(Aim) Spot each line in the records below where the word "JSON" occurs, then copy it.
begin Supplied data
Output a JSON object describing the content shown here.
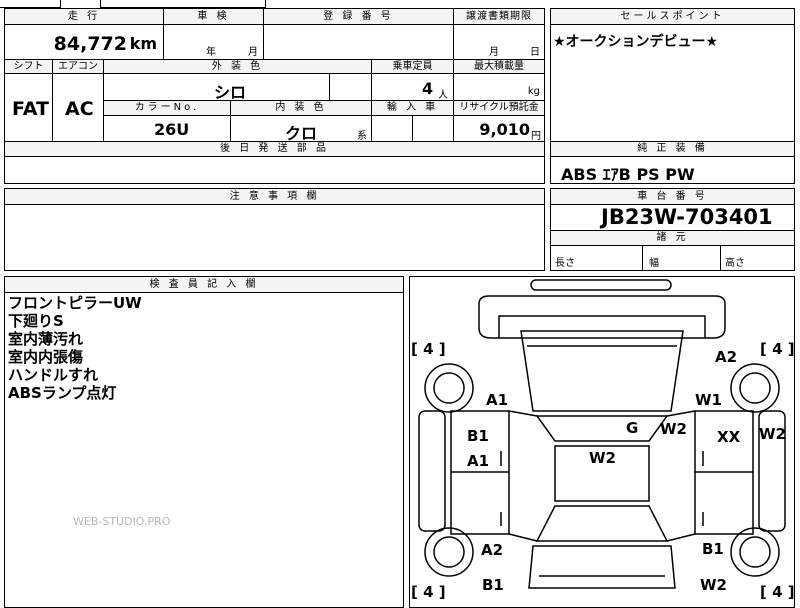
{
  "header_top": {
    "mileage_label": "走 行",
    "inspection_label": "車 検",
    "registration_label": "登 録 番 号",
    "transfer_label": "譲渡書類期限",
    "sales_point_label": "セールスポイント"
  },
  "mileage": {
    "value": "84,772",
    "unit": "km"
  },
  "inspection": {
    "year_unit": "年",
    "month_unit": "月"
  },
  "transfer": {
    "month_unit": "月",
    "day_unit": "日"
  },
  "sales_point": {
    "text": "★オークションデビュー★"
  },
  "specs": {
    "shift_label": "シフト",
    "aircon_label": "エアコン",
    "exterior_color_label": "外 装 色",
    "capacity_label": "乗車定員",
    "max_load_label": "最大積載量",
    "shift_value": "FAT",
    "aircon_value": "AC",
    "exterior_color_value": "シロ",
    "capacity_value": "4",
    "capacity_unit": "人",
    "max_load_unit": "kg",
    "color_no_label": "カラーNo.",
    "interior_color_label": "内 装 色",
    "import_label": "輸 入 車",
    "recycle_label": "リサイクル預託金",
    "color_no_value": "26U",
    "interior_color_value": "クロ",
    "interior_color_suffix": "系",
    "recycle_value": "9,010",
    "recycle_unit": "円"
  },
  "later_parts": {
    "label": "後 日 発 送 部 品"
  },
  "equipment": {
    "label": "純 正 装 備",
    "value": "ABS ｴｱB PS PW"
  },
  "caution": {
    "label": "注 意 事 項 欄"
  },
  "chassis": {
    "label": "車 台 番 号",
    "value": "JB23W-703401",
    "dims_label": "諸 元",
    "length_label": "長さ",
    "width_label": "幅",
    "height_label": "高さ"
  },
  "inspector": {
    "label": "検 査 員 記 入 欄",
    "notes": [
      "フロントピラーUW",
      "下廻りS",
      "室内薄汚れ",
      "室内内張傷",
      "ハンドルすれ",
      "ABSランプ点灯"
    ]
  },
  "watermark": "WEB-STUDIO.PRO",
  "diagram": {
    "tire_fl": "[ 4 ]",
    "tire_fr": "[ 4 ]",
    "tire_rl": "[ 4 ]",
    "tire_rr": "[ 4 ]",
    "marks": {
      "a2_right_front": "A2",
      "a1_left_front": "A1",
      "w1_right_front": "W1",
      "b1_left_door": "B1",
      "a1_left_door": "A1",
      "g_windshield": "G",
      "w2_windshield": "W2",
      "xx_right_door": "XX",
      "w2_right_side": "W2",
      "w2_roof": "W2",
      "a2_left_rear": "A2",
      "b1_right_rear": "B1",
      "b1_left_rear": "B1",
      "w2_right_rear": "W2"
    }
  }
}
end Supplied data
begin Supplied data
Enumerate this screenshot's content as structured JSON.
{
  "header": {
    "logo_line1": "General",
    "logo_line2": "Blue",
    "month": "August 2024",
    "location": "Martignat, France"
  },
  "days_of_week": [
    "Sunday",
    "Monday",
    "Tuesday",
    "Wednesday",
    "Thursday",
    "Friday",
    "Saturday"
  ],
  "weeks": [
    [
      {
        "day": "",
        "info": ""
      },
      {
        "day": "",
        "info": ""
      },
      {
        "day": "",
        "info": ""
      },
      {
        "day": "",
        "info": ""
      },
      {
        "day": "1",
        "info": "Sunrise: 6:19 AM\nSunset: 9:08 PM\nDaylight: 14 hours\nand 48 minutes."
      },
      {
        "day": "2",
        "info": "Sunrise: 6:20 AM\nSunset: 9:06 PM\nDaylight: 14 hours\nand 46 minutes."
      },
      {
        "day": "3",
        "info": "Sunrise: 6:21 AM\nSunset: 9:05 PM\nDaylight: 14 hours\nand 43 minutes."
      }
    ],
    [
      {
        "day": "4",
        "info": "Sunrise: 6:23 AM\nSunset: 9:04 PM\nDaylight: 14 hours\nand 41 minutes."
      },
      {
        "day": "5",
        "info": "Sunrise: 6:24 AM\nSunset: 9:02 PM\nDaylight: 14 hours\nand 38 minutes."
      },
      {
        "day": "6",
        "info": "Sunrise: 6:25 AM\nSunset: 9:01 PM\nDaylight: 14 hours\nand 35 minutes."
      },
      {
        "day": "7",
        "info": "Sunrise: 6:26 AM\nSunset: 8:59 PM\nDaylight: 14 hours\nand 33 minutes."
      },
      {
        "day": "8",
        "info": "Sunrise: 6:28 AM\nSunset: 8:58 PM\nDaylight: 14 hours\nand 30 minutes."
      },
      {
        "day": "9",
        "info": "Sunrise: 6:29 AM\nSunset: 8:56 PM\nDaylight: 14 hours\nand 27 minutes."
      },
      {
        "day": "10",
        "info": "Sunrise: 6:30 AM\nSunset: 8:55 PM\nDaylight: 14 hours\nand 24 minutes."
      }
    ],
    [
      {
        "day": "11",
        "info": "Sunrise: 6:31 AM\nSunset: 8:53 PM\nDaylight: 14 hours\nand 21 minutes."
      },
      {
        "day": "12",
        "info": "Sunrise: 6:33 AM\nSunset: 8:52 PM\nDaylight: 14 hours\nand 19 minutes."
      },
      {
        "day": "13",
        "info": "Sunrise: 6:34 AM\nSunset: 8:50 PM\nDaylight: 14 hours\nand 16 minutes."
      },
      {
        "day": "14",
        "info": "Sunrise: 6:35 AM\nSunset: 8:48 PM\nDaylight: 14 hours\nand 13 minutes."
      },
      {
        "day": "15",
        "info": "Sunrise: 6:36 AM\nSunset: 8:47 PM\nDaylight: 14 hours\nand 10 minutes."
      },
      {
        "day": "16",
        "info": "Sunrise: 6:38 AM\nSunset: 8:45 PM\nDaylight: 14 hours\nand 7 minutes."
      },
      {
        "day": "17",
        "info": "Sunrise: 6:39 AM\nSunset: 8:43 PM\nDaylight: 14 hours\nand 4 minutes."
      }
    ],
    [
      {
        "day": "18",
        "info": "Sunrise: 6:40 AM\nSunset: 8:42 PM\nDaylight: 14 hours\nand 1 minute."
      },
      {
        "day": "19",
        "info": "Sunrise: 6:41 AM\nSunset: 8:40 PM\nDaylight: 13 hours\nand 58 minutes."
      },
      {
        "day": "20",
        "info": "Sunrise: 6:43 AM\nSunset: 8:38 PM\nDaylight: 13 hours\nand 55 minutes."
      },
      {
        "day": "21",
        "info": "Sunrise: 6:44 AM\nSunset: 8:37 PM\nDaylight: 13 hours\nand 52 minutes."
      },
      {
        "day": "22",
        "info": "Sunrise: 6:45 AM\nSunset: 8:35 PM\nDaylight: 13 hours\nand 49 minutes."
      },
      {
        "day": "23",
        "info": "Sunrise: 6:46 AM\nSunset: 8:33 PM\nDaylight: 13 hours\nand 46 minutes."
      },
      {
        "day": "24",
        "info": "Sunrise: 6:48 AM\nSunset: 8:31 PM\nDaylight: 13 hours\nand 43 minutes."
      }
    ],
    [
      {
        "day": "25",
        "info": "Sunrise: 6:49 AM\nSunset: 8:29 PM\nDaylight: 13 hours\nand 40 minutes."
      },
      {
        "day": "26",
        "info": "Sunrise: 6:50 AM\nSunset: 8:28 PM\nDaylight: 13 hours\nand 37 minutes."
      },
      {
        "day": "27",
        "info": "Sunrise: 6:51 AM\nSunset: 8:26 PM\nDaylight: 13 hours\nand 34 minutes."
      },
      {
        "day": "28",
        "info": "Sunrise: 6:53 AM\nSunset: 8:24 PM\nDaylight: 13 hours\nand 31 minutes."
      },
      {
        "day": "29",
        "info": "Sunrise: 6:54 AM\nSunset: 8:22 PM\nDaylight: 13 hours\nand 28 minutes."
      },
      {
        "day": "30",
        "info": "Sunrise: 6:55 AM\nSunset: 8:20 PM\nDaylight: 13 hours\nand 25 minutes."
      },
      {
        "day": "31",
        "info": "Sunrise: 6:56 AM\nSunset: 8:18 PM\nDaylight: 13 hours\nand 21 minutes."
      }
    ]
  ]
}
end Supplied data
(Written answer)
Output a JSON object describing the content shown here.
Enumerate this screenshot's content as structured JSON.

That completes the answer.